• _TASK DESCRIPTION_:
Reproduce the records below word for word, from their first line through the line that contains "day-cell: 24Sunrise: 7:09", and nothing beyond it.

-------- GIVEN ENTRIES --------

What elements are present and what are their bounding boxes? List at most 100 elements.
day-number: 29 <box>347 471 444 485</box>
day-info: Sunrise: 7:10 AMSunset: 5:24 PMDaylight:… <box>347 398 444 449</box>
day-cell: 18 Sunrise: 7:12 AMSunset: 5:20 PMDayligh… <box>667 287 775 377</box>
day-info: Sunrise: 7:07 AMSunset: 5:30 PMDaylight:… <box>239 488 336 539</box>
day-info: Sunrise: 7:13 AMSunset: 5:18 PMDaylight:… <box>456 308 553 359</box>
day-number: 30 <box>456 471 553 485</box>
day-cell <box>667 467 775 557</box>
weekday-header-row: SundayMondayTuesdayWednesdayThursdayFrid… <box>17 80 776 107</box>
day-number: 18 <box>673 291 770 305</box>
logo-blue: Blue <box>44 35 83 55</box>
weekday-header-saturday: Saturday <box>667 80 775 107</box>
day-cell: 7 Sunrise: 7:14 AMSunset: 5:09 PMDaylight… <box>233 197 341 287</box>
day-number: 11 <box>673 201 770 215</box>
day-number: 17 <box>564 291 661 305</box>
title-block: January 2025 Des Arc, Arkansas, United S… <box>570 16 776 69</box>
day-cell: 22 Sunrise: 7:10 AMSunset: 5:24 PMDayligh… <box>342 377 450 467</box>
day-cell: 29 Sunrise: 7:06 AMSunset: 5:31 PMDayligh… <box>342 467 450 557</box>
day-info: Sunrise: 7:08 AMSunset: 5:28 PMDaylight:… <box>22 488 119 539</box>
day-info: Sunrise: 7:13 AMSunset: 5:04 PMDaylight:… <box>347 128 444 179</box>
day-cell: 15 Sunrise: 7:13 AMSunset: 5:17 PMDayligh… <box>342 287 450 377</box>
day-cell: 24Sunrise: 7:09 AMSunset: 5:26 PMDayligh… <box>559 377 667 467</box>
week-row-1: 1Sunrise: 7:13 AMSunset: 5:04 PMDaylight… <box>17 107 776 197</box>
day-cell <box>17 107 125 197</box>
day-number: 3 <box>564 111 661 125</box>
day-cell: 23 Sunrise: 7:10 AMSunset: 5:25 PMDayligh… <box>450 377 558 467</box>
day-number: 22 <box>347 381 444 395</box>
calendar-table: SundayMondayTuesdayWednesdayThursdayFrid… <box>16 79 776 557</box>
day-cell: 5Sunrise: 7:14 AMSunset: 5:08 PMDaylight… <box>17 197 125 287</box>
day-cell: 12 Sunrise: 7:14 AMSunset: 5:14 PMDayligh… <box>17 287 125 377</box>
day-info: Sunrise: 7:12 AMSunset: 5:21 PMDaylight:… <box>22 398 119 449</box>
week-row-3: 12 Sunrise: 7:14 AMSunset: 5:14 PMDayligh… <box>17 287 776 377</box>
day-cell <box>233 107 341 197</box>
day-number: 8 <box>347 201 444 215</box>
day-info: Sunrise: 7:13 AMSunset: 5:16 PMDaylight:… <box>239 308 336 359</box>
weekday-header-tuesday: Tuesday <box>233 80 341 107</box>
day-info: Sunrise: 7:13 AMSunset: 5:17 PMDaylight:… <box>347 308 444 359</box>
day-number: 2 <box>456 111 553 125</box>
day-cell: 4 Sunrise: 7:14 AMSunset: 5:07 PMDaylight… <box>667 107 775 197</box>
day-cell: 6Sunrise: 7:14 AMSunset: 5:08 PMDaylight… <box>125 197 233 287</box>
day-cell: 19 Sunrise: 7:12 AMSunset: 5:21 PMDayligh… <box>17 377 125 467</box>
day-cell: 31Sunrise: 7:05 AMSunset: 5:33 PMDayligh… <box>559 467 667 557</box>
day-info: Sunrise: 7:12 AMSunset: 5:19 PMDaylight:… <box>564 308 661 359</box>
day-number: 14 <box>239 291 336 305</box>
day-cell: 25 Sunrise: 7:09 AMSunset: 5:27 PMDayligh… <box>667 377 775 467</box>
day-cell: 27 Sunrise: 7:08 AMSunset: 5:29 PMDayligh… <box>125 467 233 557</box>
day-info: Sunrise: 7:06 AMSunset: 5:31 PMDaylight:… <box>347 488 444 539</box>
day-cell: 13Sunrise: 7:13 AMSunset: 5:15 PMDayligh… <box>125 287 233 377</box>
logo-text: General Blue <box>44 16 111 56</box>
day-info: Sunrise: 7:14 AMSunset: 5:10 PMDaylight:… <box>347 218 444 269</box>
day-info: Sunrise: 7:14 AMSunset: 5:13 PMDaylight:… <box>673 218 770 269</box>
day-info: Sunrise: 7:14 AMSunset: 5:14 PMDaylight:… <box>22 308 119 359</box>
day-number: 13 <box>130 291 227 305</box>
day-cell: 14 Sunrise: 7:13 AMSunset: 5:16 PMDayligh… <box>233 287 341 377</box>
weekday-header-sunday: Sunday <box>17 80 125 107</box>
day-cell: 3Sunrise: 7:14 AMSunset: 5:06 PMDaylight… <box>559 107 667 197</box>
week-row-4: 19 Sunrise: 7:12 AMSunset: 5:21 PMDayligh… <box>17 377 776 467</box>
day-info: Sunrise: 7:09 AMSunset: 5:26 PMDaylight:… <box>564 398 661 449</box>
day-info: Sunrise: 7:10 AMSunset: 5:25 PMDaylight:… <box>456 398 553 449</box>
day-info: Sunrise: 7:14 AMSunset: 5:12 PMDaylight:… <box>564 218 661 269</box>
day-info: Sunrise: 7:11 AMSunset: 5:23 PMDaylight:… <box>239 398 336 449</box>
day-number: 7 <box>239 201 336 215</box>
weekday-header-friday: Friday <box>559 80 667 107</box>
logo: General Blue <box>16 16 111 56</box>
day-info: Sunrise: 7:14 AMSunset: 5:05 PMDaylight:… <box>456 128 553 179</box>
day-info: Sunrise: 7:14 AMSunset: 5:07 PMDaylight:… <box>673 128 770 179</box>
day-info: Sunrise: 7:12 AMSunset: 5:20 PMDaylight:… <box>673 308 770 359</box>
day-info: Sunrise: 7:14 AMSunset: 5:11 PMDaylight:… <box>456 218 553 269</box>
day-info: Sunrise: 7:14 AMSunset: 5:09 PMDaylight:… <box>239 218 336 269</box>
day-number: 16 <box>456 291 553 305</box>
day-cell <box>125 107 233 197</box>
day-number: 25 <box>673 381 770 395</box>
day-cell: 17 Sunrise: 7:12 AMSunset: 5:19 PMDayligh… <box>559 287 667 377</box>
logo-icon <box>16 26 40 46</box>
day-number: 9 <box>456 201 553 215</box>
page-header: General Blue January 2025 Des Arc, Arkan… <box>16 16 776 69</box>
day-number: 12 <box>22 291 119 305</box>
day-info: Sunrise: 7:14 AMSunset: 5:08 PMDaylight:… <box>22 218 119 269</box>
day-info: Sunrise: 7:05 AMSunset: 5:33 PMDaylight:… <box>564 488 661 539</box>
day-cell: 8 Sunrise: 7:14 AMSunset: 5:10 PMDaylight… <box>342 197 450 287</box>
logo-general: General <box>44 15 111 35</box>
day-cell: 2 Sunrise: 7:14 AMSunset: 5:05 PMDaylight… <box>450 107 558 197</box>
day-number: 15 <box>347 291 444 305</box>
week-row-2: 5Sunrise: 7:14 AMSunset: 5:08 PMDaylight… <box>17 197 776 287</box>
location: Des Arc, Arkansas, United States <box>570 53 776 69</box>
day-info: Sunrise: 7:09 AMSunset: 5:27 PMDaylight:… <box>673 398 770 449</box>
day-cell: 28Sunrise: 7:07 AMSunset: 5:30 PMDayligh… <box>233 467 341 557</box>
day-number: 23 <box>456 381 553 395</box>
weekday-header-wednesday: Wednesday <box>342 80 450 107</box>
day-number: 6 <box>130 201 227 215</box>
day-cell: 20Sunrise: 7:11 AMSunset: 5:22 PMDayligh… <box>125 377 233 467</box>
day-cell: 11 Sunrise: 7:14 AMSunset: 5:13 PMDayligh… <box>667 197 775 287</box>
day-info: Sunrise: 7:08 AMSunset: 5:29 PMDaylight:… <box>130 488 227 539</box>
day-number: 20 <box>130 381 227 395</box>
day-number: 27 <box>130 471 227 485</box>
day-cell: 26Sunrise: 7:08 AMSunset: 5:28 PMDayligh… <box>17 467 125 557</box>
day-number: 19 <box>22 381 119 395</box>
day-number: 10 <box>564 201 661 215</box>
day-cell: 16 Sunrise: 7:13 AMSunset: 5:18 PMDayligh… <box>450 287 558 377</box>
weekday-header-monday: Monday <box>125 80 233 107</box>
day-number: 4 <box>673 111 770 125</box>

--------

• _RESPONSE TO THE TASK_:
What elements are present and what are their bounding boxes? List at most 100 elements.
day-number: 29 <box>347 471 444 485</box>
day-info: Sunrise: 7:10 AMSunset: 5:24 PMDaylight:… <box>347 398 444 449</box>
day-cell: 18 Sunrise: 7:12 AMSunset: 5:20 PMDayligh… <box>667 287 775 377</box>
day-info: Sunrise: 7:07 AMSunset: 5:30 PMDaylight:… <box>239 488 336 539</box>
day-info: Sunrise: 7:13 AMSunset: 5:18 PMDaylight:… <box>456 308 553 359</box>
day-number: 30 <box>456 471 553 485</box>
day-cell <box>667 467 775 557</box>
weekday-header-row: SundayMondayTuesdayWednesdayThursdayFrid… <box>17 80 776 107</box>
day-number: 18 <box>673 291 770 305</box>
logo-blue: Blue <box>44 35 83 55</box>
weekday-header-saturday: Saturday <box>667 80 775 107</box>
day-cell: 7 Sunrise: 7:14 AMSunset: 5:09 PMDaylight… <box>233 197 341 287</box>
day-number: 11 <box>673 201 770 215</box>
day-number: 17 <box>564 291 661 305</box>
title-block: January 2025 Des Arc, Arkansas, United S… <box>570 16 776 69</box>
day-cell: 22 Sunrise: 7:10 AMSunset: 5:24 PMDayligh… <box>342 377 450 467</box>
day-cell: 29 Sunrise: 7:06 AMSunset: 5:31 PMDayligh… <box>342 467 450 557</box>
day-info: Sunrise: 7:08 AMSunset: 5:28 PMDaylight:… <box>22 488 119 539</box>
day-info: Sunrise: 7:13 AMSunset: 5:04 PMDaylight:… <box>347 128 444 179</box>
day-cell: 15 Sunrise: 7:13 AMSunset: 5:17 PMDayligh… <box>342 287 450 377</box>
day-cell: 24Sunrise: 7:09 AMSunset: 5:26 PMDayligh… <box>559 377 667 467</box>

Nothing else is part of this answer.